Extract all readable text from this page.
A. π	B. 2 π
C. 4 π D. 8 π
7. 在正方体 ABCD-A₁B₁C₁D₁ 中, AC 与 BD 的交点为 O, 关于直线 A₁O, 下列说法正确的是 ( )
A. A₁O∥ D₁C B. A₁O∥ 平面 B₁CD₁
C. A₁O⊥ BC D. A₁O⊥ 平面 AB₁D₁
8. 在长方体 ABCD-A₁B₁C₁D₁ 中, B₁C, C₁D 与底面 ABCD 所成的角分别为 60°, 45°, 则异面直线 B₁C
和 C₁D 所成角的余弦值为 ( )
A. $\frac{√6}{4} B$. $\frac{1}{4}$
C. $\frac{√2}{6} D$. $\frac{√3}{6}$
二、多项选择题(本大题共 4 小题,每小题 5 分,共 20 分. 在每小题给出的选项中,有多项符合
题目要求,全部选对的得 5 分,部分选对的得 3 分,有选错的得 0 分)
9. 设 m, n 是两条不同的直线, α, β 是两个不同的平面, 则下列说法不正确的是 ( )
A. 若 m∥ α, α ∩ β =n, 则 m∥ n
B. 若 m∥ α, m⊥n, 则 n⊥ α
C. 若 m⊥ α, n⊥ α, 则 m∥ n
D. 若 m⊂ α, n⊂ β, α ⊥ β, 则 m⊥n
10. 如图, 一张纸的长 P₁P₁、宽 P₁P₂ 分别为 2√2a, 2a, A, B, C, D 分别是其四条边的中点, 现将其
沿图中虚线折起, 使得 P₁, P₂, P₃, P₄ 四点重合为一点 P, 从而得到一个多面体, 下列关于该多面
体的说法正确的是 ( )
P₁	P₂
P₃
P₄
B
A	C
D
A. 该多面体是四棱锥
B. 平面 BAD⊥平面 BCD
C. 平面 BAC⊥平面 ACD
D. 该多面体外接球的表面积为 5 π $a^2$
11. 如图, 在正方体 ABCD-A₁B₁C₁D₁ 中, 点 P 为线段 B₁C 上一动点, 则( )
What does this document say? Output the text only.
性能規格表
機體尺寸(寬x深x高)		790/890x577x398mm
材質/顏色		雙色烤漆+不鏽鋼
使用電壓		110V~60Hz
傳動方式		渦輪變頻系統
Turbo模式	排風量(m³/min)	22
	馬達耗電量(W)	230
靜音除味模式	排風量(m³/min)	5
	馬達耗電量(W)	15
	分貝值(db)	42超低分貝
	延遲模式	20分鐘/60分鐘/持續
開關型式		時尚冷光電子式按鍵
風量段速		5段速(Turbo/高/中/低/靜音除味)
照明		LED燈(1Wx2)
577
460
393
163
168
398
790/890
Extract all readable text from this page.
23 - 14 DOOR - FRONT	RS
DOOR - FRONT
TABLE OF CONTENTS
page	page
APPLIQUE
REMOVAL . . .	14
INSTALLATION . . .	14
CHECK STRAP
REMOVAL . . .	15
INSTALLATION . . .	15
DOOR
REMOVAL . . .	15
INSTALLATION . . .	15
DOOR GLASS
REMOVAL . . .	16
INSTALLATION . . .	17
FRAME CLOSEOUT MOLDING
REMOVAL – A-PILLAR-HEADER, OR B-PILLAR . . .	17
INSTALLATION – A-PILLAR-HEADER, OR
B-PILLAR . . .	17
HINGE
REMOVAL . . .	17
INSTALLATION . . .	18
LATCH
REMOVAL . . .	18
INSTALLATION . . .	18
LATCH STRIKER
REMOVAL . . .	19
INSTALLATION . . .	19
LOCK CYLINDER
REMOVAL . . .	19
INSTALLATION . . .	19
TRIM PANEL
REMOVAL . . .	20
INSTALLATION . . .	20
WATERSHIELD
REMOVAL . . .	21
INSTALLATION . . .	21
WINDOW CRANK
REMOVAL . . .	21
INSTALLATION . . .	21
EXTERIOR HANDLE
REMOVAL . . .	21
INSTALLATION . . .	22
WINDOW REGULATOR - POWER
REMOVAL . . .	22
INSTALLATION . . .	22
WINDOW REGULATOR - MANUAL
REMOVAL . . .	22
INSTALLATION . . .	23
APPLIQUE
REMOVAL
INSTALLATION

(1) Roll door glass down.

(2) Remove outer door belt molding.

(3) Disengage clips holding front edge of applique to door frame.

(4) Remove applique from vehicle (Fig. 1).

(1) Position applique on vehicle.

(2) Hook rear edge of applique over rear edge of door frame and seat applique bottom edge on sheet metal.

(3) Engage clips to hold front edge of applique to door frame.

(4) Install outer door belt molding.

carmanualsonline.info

·····

*What is expected:*
Transcribe all of the lines in the records precisely.

*Task result:*
Extract all readable text from this page.
A. π	B. 2 π
C. 4 π D. 8 π
7. 在正方体 ABCD-A₁B₁C₁D₁ 中, AC 与 BD 的交点为 O, 关于直线 A₁O, 下列说法正确的是 ( )
A. A₁O∥ D₁C B. A₁O∥ 平面 B₁CD₁
C. A₁O⊥ BC D. A₁O⊥ 平面 AB₁D₁
8. 在长方体 ABCD-A₁B₁C₁D₁ 中, B₁C, C₁D 与底面 ABCD 所成的角分别为 60°, 45°, 则异面直线 B₁C
和 C₁D 所成角的余弦值为 ( )
A. $\frac{√6}{4} B$. $\frac{1}{4}$
C. $\frac{√2}{6} D$. $\frac{√3}{6}$
二、多项选择题(本大题共 4 小题,每小题 5 分,共 20 分. 在每小题给出的选项中,有多项符合
题目要求,全部选对的得 5 分,部分选对的得 3 分,有选错的得 0 分)
9. 设 m, n 是两条不同的直线, α, β 是两个不同的平面, 则下列说法不正确的是 ( )
A. 若 m∥ α, α ∩ β =n, 则 m∥ n
B. 若 m∥ α, m⊥n, 则 n⊥ α
C. 若 m⊥ α, n⊥ α, 则 m∥ n
D. 若 m⊂ α, n⊂ β, α ⊥ β, 则 m⊥n
10. 如图, 一张纸的长 P₁P₁、宽 P₁P₂ 分别为 2√2a, 2a, A, B, C, D 分别是其四条边的中点, 现将其
沿图中虚线折起, 使得 P₁, P₂, P₃, P₄ 四点重合为一点 P, 从而得到一个多面体, 下列关于该多面
体的说法正确的是 ( )
P₁	P₂
P₃
P₄
B
A	C
D
A. 该多面体是四棱锥
B. 平面 BAD⊥平面 BCD
C. 平面 BAC⊥平面 ACD
D. 该多面体外接球的表面积为 5 π $a^2$
11. 如图, 在正方体 ABCD-A₁B₁C₁D₁ 中, 点 P 为线段 B₁C 上一动点, 则( )
What does this document say? Output the text only.
性能規格表
機體尺寸(寬x深x高)		790/890x577x398mm
材質/顏色		雙色烤漆+不鏽鋼
使用電壓		110V~60Hz
傳動方式		渦輪變頻系統
Turbo模式	排風量(m³/min)	22
	馬達耗電量(W)	230
靜音除味模式	排風量(m³/min)	5
	馬達耗電量(W)	15
	分貝值(db)	42超低分貝
	延遲模式	20分鐘/60分鐘/持續
開關型式		時尚冷光電子式按鍵
風量段速		5段速(Turbo/高/中/低/靜音除味)
照明		LED燈(1Wx2)
577
460
393
163
168
398
790/890
Extract all readable text from this page.
23 - 14 DOOR - FRONT	RS
DOOR - FRONT
TABLE OF CONTENTS
page	page
APPLIQUE
REMOVAL . . .	14
INSTALLATION . . .	14
CHECK STRAP
REMOVAL . . .	15
INSTALLATION . . .	15
DOOR
REMOVAL . . .	15
INSTALLATION . . .	15
DOOR GLASS
REMOVAL . . .	16
INSTALLATION . . .	17
FRAME CLOSEOUT MOLDING
REMOVAL – A-PILLAR-HEADER, OR B-PILLAR . . .	17
INSTALLATION – A-PILLAR-HEADER, OR
B-PILLAR . . .	17
HINGE
REMOVAL . . .	17
INSTALLATION . . .	18
LATCH
REMOVAL . . .	18
INSTALLATION . . .	18
LATCH STRIKER
REMOVAL . . .	19
INSTALLATION . . .	19
LOCK CYLINDER
REMOVAL . . .	19
INSTALLATION . . .	19
TRIM PANEL
REMOVAL . . .	20
INSTALLATION . . .	20
WATERSHIELD
REMOVAL . . .	21
INSTALLATION . . .	21
WINDOW CRANK
REMOVAL . . .	21
INSTALLATION . . .	21
EXTERIOR HANDLE
REMOVAL . . .	21
INSTALLATION . . .	22
WINDOW REGULATOR - POWER
REMOVAL . . .	22
INSTALLATION . . .	22
WINDOW REGULATOR - MANUAL
REMOVAL . . .	22
INSTALLATION . . .	23
APPLIQUE
REMOVAL
INSTALLATION

(1) Roll door glass down.

(2) Remove outer door belt molding.

(3) Disengage clips holding front edge of applique to door frame.

(4) Remove applique from vehicle (Fig. 1).

(1) Position applique on vehicle.

(2) Hook rear edge of applique over rear edge of door frame and seat applique bottom edge on sheet metal.

(3) Engage clips to hold front edge of applique to door frame.

(4) Install outer door belt molding.

carmanualsonline.info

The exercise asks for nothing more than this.